> _PROBLEM DETAILS_
Reproduce all of the records exactly.

────────────────

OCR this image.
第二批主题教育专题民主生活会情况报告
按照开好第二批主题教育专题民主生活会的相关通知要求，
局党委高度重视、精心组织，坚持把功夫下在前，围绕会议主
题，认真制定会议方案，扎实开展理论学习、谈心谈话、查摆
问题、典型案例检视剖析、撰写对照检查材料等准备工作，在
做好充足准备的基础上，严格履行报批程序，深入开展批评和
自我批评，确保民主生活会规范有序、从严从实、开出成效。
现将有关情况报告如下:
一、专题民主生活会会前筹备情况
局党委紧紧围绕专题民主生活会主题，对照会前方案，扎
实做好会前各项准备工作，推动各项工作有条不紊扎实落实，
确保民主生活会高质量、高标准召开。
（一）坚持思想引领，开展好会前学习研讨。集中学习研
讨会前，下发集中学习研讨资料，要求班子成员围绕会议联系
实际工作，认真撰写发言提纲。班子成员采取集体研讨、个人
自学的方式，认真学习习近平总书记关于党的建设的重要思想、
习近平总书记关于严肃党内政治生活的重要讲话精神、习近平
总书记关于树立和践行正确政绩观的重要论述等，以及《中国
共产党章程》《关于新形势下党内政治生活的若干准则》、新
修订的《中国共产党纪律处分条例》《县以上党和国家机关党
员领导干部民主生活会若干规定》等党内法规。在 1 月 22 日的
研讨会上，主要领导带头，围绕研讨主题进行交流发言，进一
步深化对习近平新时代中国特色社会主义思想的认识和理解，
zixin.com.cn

────────────────

> _THE OUTPUT_
OCR this image.
第二批主题教育专题民主生活会情况报告
按照开好第二批主题教育专题民主生活会的相关通知要求，
局党委高度重视、精心组织，坚持把功夫下在前，围绕会议主
题，认真制定会议方案，扎实开展理论学习、谈心谈话、查摆
问题、典型案例检视剖析、撰写对照检查材料等准备工作，在
做好充足准备的基础上，严格履行报批程序，深入开展批评和
自我批评，确保民主生活会规范有序、从严从实、开出成效。
现将有关情况报告如下:
一、专题民主生活会会前筹备情况
局党委紧紧围绕专题民主生活会主题，对照会前方案，扎
实做好会前各项准备工作，推动各项工作有条不紊扎实落实，
确保民主生活会高质量、高标准召开。
（一）坚持思想引领，开展好会前学习研讨。集中学习研
讨会前，下发集中学习研讨资料，要求班子成员围绕会议联系
实际工作，认真撰写发言提纲。班子成员采取集体研讨、个人
自学的方式，认真学习习近平总书记关于党的建设的重要思想、
习近平总书记关于严肃党内政治生活的重要讲话精神、习近平
总书记关于树立和践行正确政绩观的重要论述等，以及《中国
共产党章程》《关于新形势下党内政治生活的若干准则》、新
修订的《中国共产党纪律处分条例》《县以上党和国家机关党
员领导干部民主生活会若干规定》等党内法规。在 1 月 22 日的
研讨会上，主要领导带头，围绕研讨主题进行交流发言，进一
步深化对习近平新时代中国特色社会主义思想的认识和理解，
zixin.com.cn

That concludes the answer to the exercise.